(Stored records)
• • • • • • •

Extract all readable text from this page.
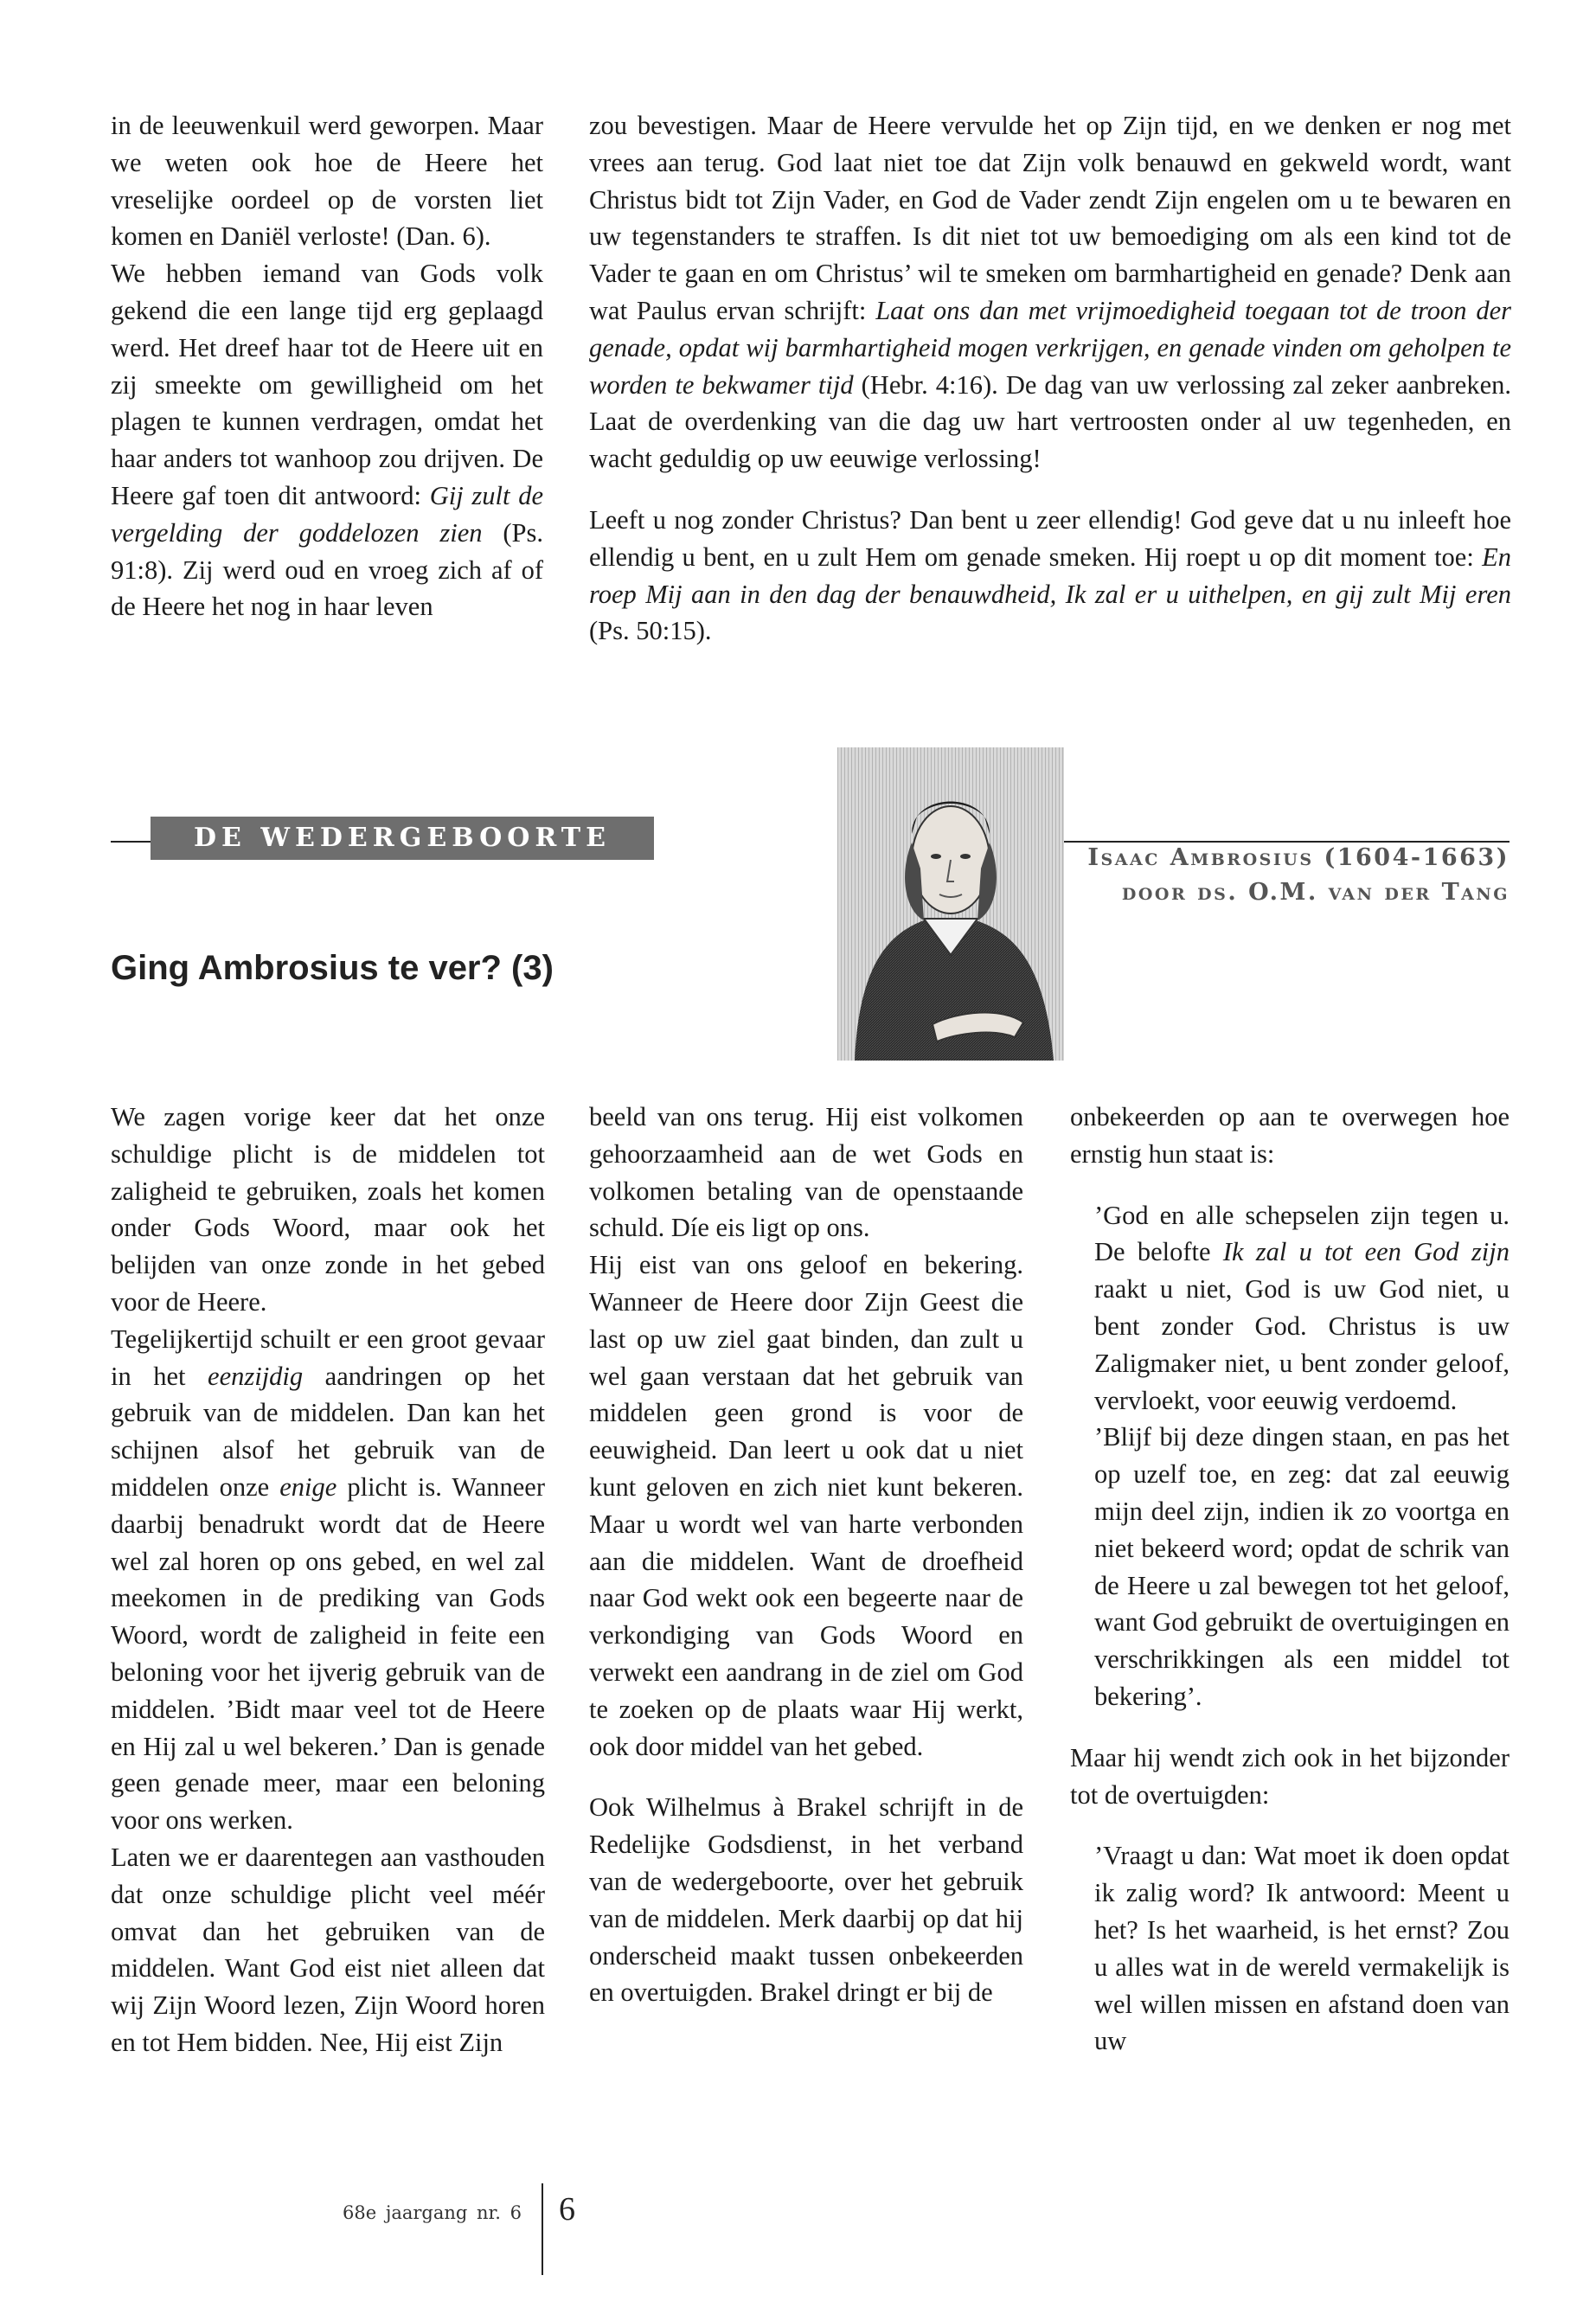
in de leeuwenkuil werd geworpen. Maar we weten ook hoe de Heere het vreselijke oordeel op de vorsten liet komen en Daniël verloste! (Dan. 6).

We hebben iemand van Gods volk gekend die een lange tijd erg geplaagd werd. Het dreef haar tot de Heere uit en zij smeekte om gewilligheid om het plagen te kunnen verdragen, omdat het haar anders tot wanhoop zou drijven. De Heere gaf toen dit antwoord: Gij zult de vergelding der goddelozen zien (Ps. 91:8). Zij werd oud en vroeg zich af of de Heere het nog in haar leven

zou bevestigen. Maar de Heere vervulde het op Zijn tijd, en we denken er nog met vrees aan terug. God laat niet toe dat Zijn volk benauwd en gekweld wordt, want Christus bidt tot Zijn Vader, en God de Vader zendt Zijn engelen om u te bewaren en uw tegenstanders te straffen. Is dit niet tot uw bemoediging om als een kind tot de Vader te gaan en om Christus’ wil te smeken om barmhartigheid en genade? Denk aan wat Paulus ervan schrijft: Laat ons dan met vrijmoedigheid toegaan tot de troon der genade, opdat wij barmhartigheid mogen verkrijgen, en genade vinden om geholpen te worden te bekwamer tijd (Hebr. 4:16). De dag van uw verlossing zal zeker aanbreken. Laat de overdenking van die dag uw hart vertroosten onder al uw tegenheden, en wacht geduldig op uw eeuwige verlossing!

Leeft u nog zonder Christus? Dan bent u zeer ellendig! God geve dat u nu inleeft hoe ellendig u bent, en u zult Hem om genade smeken. Hij roept u op dit moment toe: En roep Mij aan in den dag der benauwdheid, Ik zal er u uithelpen, en gij zult Mij eren (Ps. 50:15).

DE WEDERGEBOORTE
Isaac Ambrosius (1604-1663)
door ds. O.M. van der Tang
Ging Ambrosius te ver? (3)

We zagen vorige keer dat het onze schuldige plicht is de middelen tot zaligheid te gebruiken, zoals het komen onder Gods Woord, maar ook het belijden van onze zonde in het gebed voor de Heere.

Tegelijkertijd schuilt er een groot gevaar in het eenzijdig aandringen op het gebruik van de middelen. Dan kan het schijnen alsof het gebruik van de middelen onze enige plicht is. Wanneer daarbij benadrukt wordt dat de Heere wel zal horen op ons gebed, en wel zal meekomen in de prediking van Gods Woord, wordt de zaligheid in feite een beloning voor het ijverig gebruik van de middelen. ’Bidt maar veel tot de Heere en Hij zal u wel bekeren.’ Dan is genade geen genade meer, maar een beloning voor ons werken.

Laten we er daarentegen aan vasthouden dat onze schuldige plicht veel méér omvat dan het gebruiken van de middelen. Want God eist niet alleen dat wij Zijn Woord lezen, Zijn Woord horen en tot Hem bidden. Nee, Hij eist Zijn

beeld van ons terug. Hij eist volkomen gehoorzaamheid aan de wet Gods en volkomen betaling van de openstaande schuld. Díe eis ligt op ons.

Hij eist van ons geloof en bekering. Wanneer de Heere door Zijn Geest die last op uw ziel gaat binden, dan zult u wel gaan verstaan dat het gebruik van middelen geen grond is voor de eeuwigheid. Dan leert u ook dat u niet kunt geloven en zich niet kunt bekeren. Maar u wordt wel van harte verbonden aan die middelen. Want de droefheid naar God wekt ook een begeerte naar de verkondiging van Gods Woord en verwekt een aandrang in de ziel om God te zoeken op de plaats waar Hij werkt, ook door middel van het gebed.

Ook Wilhelmus à Brakel schrijft in de Redelijke Godsdienst, in het verband van de wedergeboorte, over het gebruik van de middelen. Merk daarbij op dat hij onderscheid maakt tussen onbekeerden en overtuigden. Brakel dringt er bij de

onbekeerden op aan te overwegen hoe ernstig hun staat is:

’God en alle schepselen zijn tegen u. De belofte Ik zal u tot een God zijn raakt u niet, God is uw God niet, u bent zonder God. Christus is uw Zaligmaker niet, u bent zonder geloof, vervloekt, voor eeuwig verdoemd.

’Blijf bij deze dingen staan, en pas het op uzelf toe, en zeg: dat zal eeuwig mijn deel zijn, indien ik zo voortga en niet bekeerd word; opdat de schrik van de Heere u zal bewegen tot het geloof, want God gebruikt de overtuigingen en verschrikkingen als een middel tot bekering’.

Maar hij wendt zich ook in het bijzonder tot de overtuigden:

’Vraagt u dan: Wat moet ik doen opdat ik zalig word? Ik antwoord: Meent u het? Is het waarheid, is het ernst? Zou u alles wat in de wereld vermakelijk is wel willen missen en afstand doen van uw

68e jaargang nr. 6 6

• • • • • • •

▶ WHAT IS NEEDED
An exact transcription of all the entries is required, without the pictures.

▶ FINAL RESULT
Extract all readable text from this page.
in de leeuwenkuil werd geworpen. Maar we weten ook hoe de Heere het vreselijke oordeel op de vorsten liet komen en Daniël verloste! (Dan. 6).

We hebben iemand van Gods volk gekend die een lange tijd erg geplaagd werd. Het dreef haar tot de Heere uit en zij smeekte om gewilligheid om het plagen te kunnen verdragen, omdat het haar anders tot wanhoop zou drijven. De Heere gaf toen dit antwoord: Gij zult de vergelding der goddelozen zien (Ps. 91:8). Zij werd oud en vroeg zich af of de Heere het nog in haar leven

zou bevestigen. Maar de Heere vervulde het op Zijn tijd, en we denken er nog met vrees aan terug. God laat niet toe dat Zijn volk benauwd en gekweld wordt, want Christus bidt tot Zijn Vader, en God de Vader zendt Zijn engelen om u te bewaren en uw tegenstanders te straffen. Is dit niet tot uw bemoediging om als een kind tot de Vader te gaan en om Christus’ wil te smeken om barmhartigheid en genade? Denk aan wat Paulus ervan schrijft: Laat ons dan met vrijmoedigheid toegaan tot de troon der genade, opdat wij barmhartigheid mogen verkrijgen, en genade vinden om geholpen te worden te bekwamer tijd (Hebr. 4:16). De dag van uw verlossing zal zeker aanbreken. Laat de overdenking van die dag uw hart vertroosten onder al uw tegenheden, en wacht geduldig op uw eeuwige verlossing!

Leeft u nog zonder Christus? Dan bent u zeer ellendig! God geve dat u nu inleeft hoe ellendig u bent, en u zult Hem om genade smeken. Hij roept u op dit moment toe: En roep Mij aan in den dag der benauwdheid, Ik zal er u uithelpen, en gij zult Mij eren (Ps. 50:15).

DE WEDERGEBOORTE
Isaac Ambrosius (1604-1663)
door ds. O.M. van der Tang
Ging Ambrosius te ver? (3)

We zagen vorige keer dat het onze schuldige plicht is de middelen tot zaligheid te gebruiken, zoals het komen onder Gods Woord, maar ook het belijden van onze zonde in het gebed voor de Heere.

Tegelijkertijd schuilt er een groot gevaar in het eenzijdig aandringen op het gebruik van de middelen. Dan kan het schijnen alsof het gebruik van de middelen onze enige plicht is. Wanneer daarbij benadrukt wordt dat de Heere wel zal horen op ons gebed, en wel zal meekomen in de prediking van Gods Woord, wordt de zaligheid in feite een beloning voor het ijverig gebruik van de middelen. ’Bidt maar veel tot de Heere en Hij zal u wel bekeren.’ Dan is genade geen genade meer, maar een beloning voor ons werken.

Laten we er daarentegen aan vasthouden dat onze schuldige plicht veel méér omvat dan het gebruiken van de middelen. Want God eist niet alleen dat wij Zijn Woord lezen, Zijn Woord horen en tot Hem bidden. Nee, Hij eist Zijn

beeld van ons terug. Hij eist volkomen gehoorzaamheid aan de wet Gods en volkomen betaling van de openstaande schuld. Díe eis ligt op ons.

Hij eist van ons geloof en bekering. Wanneer de Heere door Zijn Geest die last op uw ziel gaat binden, dan zult u wel gaan verstaan dat het gebruik van middelen geen grond is voor de eeuwigheid. Dan leert u ook dat u niet kunt geloven en zich niet kunt bekeren. Maar u wordt wel van harte verbonden aan die middelen. Want de droefheid naar God wekt ook een begeerte naar de verkondiging van Gods Woord en verwekt een aandrang in de ziel om God te zoeken op de plaats waar Hij werkt, ook door middel van het gebed.

Ook Wilhelmus à Brakel schrijft in de Redelijke Godsdienst, in het verband van de wedergeboorte, over het gebruik van de middelen. Merk daarbij op dat hij onderscheid maakt tussen onbekeerden en overtuigden. Brakel dringt er bij de

onbekeerden op aan te overwegen hoe ernstig hun staat is:

’God en alle schepselen zijn tegen u. De belofte Ik zal u tot een God zijn raakt u niet, God is uw God niet, u bent zonder God. Christus is uw Zaligmaker niet, u bent zonder geloof, vervloekt, voor eeuwig verdoemd.

’Blijf bij deze dingen staan, en pas het op uzelf toe, en zeg: dat zal eeuwig mijn deel zijn, indien ik zo voortga en niet bekeerd word; opdat de schrik van de Heere u zal bewegen tot het geloof, want God gebruikt de overtuigingen en verschrikkingen als een middel tot bekering’.

Maar hij wendt zich ook in het bijzonder tot de overtuigden:

’Vraagt u dan: Wat moet ik doen opdat ik zalig word? Ik antwoord: Meent u het? Is het waarheid, is het ernst? Zou u alles wat in de wereld vermakelijk is wel willen missen en afstand doen van uw

68e jaargang nr. 6 6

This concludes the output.